**What is required:** Your task is to quote the material that follows, in full and exactly.

**Listed records:**
◇ ◇ ◇ ◇ ◇
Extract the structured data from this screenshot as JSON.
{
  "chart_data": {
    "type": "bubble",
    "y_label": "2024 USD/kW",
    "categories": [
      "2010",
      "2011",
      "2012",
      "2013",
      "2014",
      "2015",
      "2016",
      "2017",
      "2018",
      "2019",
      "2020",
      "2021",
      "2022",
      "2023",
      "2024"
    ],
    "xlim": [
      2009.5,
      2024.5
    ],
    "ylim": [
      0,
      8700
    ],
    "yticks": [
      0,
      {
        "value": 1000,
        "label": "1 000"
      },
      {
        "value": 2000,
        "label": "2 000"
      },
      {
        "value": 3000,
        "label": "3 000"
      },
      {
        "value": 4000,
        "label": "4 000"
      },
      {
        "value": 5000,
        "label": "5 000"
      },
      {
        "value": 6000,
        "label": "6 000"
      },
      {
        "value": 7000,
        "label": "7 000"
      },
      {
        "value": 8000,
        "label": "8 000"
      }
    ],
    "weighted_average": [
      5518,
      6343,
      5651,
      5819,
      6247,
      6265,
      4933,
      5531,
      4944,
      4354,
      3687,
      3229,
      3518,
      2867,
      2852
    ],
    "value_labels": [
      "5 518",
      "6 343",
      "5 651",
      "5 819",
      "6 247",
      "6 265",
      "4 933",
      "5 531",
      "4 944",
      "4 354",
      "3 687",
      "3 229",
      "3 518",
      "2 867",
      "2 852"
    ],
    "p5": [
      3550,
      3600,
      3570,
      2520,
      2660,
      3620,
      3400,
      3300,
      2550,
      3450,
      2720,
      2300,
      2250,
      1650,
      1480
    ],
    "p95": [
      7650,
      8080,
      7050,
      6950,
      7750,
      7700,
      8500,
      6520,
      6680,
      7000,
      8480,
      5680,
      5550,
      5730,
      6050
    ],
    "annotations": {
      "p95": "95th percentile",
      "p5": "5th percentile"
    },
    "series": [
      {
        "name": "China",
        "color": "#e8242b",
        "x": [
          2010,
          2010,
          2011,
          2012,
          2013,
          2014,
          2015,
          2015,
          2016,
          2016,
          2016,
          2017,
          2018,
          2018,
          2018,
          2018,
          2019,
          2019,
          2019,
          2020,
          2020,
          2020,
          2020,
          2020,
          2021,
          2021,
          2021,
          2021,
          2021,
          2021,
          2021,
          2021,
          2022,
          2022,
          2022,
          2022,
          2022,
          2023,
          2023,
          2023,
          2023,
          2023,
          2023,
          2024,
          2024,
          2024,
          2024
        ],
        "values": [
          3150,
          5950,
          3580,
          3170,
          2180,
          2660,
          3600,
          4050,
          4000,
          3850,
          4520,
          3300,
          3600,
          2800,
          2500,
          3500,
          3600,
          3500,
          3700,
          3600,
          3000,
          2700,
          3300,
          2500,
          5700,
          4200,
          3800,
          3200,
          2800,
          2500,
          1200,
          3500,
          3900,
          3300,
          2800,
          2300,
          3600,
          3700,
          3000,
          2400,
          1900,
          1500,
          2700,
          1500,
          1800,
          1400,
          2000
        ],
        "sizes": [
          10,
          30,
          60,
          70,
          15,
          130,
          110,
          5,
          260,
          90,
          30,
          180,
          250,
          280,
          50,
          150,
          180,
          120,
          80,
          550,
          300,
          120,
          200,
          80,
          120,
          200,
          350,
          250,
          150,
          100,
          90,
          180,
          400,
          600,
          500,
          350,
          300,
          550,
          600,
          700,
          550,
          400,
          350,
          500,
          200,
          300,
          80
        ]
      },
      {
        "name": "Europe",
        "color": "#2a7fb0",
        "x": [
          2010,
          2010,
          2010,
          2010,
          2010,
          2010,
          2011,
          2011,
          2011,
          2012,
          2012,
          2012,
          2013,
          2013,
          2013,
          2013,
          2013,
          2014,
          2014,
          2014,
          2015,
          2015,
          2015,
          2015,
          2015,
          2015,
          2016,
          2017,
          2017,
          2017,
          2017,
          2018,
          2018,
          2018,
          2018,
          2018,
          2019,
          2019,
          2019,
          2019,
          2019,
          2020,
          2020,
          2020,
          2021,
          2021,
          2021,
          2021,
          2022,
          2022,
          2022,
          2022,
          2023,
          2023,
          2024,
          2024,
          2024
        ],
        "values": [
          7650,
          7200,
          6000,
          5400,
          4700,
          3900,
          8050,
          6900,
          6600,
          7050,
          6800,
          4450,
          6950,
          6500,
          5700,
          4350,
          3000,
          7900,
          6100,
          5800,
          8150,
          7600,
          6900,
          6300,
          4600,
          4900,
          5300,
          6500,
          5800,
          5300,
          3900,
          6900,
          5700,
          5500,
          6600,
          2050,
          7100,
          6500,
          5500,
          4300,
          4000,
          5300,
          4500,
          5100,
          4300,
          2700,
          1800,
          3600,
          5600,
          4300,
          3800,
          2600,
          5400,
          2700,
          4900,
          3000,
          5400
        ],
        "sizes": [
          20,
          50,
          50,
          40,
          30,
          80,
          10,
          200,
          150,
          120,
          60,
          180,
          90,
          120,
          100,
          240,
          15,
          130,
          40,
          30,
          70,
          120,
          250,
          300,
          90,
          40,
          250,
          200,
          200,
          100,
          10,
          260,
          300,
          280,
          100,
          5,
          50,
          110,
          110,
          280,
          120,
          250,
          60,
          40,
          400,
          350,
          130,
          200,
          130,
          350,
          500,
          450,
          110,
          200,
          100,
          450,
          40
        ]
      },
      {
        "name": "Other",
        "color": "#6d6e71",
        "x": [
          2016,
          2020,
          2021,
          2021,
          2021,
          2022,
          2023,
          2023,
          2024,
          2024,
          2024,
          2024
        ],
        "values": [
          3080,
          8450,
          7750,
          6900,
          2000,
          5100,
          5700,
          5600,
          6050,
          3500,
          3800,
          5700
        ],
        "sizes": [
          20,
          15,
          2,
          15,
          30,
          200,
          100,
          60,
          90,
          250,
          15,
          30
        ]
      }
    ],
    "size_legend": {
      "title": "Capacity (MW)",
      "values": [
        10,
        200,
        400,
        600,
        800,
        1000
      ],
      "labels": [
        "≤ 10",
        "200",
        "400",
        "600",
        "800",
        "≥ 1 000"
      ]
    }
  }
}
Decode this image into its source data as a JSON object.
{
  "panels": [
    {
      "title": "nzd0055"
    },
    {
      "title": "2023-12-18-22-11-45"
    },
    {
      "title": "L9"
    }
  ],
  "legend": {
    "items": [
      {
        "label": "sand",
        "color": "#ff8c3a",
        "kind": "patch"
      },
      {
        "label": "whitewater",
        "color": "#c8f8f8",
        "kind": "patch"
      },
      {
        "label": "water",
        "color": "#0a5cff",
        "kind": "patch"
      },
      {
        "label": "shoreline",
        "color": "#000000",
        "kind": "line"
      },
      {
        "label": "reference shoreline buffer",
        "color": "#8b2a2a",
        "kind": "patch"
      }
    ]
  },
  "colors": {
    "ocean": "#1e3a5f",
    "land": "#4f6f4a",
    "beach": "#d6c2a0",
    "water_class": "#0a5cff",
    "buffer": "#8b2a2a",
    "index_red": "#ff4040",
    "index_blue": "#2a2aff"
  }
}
◇ ◇ ◇ ◇ ◇
**Solution below:**
Extract the structured data from this screenshot as JSON.
{
  "chart_data": {
    "type": "bubble",
    "y_label": "2024 USD/kW",
    "categories": [
      "2010",
      "2011",
      "2012",
      "2013",
      "2014",
      "2015",
      "2016",
      "2017",
      "2018",
      "2019",
      "2020",
      "2021",
      "2022",
      "2023",
      "2024"
    ],
    "xlim": [
      2009.5,
      2024.5
    ],
    "ylim": [
      0,
      8700
    ],
    "yticks": [
      0,
      {
        "value": 1000,
        "label": "1 000"
      },
      {
        "value": 2000,
        "label": "2 000"
      },
      {
        "value": 3000,
        "label": "3 000"
      },
      {
        "value": 4000,
        "label": "4 000"
      },
      {
        "value": 5000,
        "label": "5 000"
      },
      {
        "value": 6000,
        "label": "6 000"
      },
      {
        "value": 7000,
        "label": "7 000"
      },
      {
        "value": 8000,
        "label": "8 000"
      }
    ],
    "weighted_average": [
      5518,
      6343,
      5651,
      5819,
      6247,
      6265,
      4933,
      5531,
      4944,
      4354,
      3687,
      3229,
      3518,
      2867,
      2852
    ],
    "value_labels": [
      "5 518",
      "6 343",
      "5 651",
      "5 819",
      "6 247",
      "6 265",
      "4 933",
      "5 531",
      "4 944",
      "4 354",
      "3 687",
      "3 229",
      "3 518",
      "2 867",
      "2 852"
    ],
    "p5": [
      3550,
      3600,
      3570,
      2520,
      2660,
      3620,
      3400,
      3300,
      2550,
      3450,
      2720,
      2300,
      2250,
      1650,
      1480
    ],
    "p95": [
      7650,
      8080,
      7050,
      6950,
      7750,
      7700,
      8500,
      6520,
      6680,
      7000,
      8480,
      5680,
      5550,
      5730,
      6050
    ],
    "annotations": {
      "p95": "95th percentile",
      "p5": "5th percentile"
    },
    "series": [
      {
        "name": "China",
        "color": "#e8242b",
        "x": [
          2010,
          2010,
          2011,
          2012,
          2013,
          2014,
          2015,
          2015,
          2016,
          2016,
          2016,
          2017,
          2018,
          2018,
          2018,
          2018,
          2019,
          2019,
          2019,
          2020,
          2020,
          2020,
          2020,
          2020,
          2021,
          2021,
          2021,
          2021,
          2021,
          2021,
          2021,
          2021,
          2022,
          2022,
          2022,
          2022,
          2022,
          2023,
          2023,
          2023,
          2023,
          2023,
          2023,
          2024,
          2024,
          2024,
          2024
        ],
        "values": [
          3150,
          5950,
          3580,
          3170,
          2180,
          2660,
          3600,
          4050,
          4000,
          3850,
          4520,
          3300,
          3600,
          2800,
          2500,
          3500,
          3600,
          3500,
          3700,
          3600,
          3000,
          2700,
          3300,
          2500,
          5700,
          4200,
          3800,
          3200,
          2800,
          2500,
          1200,
          3500,
          3900,
          3300,
          2800,
          2300,
          3600,
          3700,
          3000,
          2400,
          1900,
          1500,
          2700,
          1500,
          1800,
          1400,
          2000
        ],
        "sizes": [
          10,
          30,
          60,
          70,
          15,
          130,
          110,
          5,
          260,
          90,
          30,
          180,
          250,
          280,
          50,
          150,
          180,
          120,
          80,
          550,
          300,
          120,
          200,
          80,
          120,
          200,
          350,
          250,
          150,
          100,
          90,
          180,
          400,
          600,
          500,
          350,
          300,
          550,
          600,
          700,
          550,
          400,
          350,
          500,
          200,
          300,
          80
        ]
      },
      {
        "name": "Europe",
        "color": "#2a7fb0",
        "x": [
          2010,
          2010,
          2010,
          2010,
          2010,
          2010,
          2011,
          2011,
          2011,
          2012,
          2012,
          2012,
          2013,
          2013,
          2013,
          2013,
          2013,
          2014,
          2014,
          2014,
          2015,
          2015,
          2015,
          2015,
          2015,
          2015,
          2016,
          2017,
          2017,
          2017,
          2017,
          2018,
          2018,
          2018,
          2018,
          2018,
          2019,
          2019,
          2019,
          2019,
          2019,
          2020,
          2020,
          2020,
          2021,
          2021,
          2021,
          2021,
          2022,
          2022,
          2022,
          2022,
          2023,
          2023,
          2024,
          2024,
          2024
        ],
        "values": [
          7650,
          7200,
          6000,
          5400,
          4700,
          3900,
          8050,
          6900,
          6600,
          7050,
          6800,
          4450,
          6950,
          6500,
          5700,
          4350,
          3000,
          7900,
          6100,
          5800,
          8150,
          7600,
          6900,
          6300,
          4600,
          4900,
          5300,
          6500,
          5800,
          5300,
          3900,
          6900,
          5700,
          5500,
          6600,
          2050,
          7100,
          6500,
          5500,
          4300,
          4000,
          5300,
          4500,
          5100,
          4300,
          2700,
          1800,
          3600,
          5600,
          4300,
          3800,
          2600,
          5400,
          2700,
          4900,
          3000,
          5400
        ],
        "sizes": [
          20,
          50,
          50,
          40,
          30,
          80,
          10,
          200,
          150,
          120,
          60,
          180,
          90,
          120,
          100,
          240,
          15,
          130,
          40,
          30,
          70,
          120,
          250,
          300,
          90,
          40,
          250,
          200,
          200,
          100,
          10,
          260,
          300,
          280,
          100,
          5,
          50,
          110,
          110,
          280,
          120,
          250,
          60,
          40,
          400,
          350,
          130,
          200,
          130,
          350,
          500,
          450,
          110,
          200,
          100,
          450,
          40
        ]
      },
      {
        "name": "Other",
        "color": "#6d6e71",
        "x": [
          2016,
          2020,
          2021,
          2021,
          2021,
          2022,
          2023,
          2023,
          2024,
          2024,
          2024,
          2024
        ],
        "values": [
          3080,
          8450,
          7750,
          6900,
          2000,
          5100,
          5700,
          5600,
          6050,
          3500,
          3800,
          5700
        ],
        "sizes": [
          20,
          15,
          2,
          15,
          30,
          200,
          100,
          60,
          90,
          250,
          15,
          30
        ]
      }
    ],
    "size_legend": {
      "title": "Capacity (MW)",
      "values": [
        10,
        200,
        400,
        600,
        800,
        1000
      ],
      "labels": [
        "≤ 10",
        "200",
        "400",
        "600",
        "800",
        "≥ 1 000"
      ]
    }
  }
}
Decode this image into its source data as a JSON object.
{
  "panels": [
    {
      "title": "nzd0055"
    },
    {
      "title": "2023-12-18-22-11-45"
    },
    {
      "title": "L9"
    }
  ],
  "legend": {
    "items": [
      {
        "label": "sand",
        "color": "#ff8c3a",
        "kind": "patch"
      },
      {
        "label": "whitewater",
        "color": "#c8f8f8",
        "kind": "patch"
      },
      {
        "label": "water",
        "color": "#0a5cff",
        "kind": "patch"
      },
      {
        "label": "shoreline",
        "color": "#000000",
        "kind": "line"
      },
      {
        "label": "reference shoreline buffer",
        "color": "#8b2a2a",
        "kind": "patch"
      }
    ]
  },
  "colors": {
    "ocean": "#1e3a5f",
    "land": "#4f6f4a",
    "beach": "#d6c2a0",
    "water_class": "#0a5cff",
    "buffer": "#8b2a2a",
    "index_red": "#ff4040",
    "index_blue": "#2a2aff"
  }
}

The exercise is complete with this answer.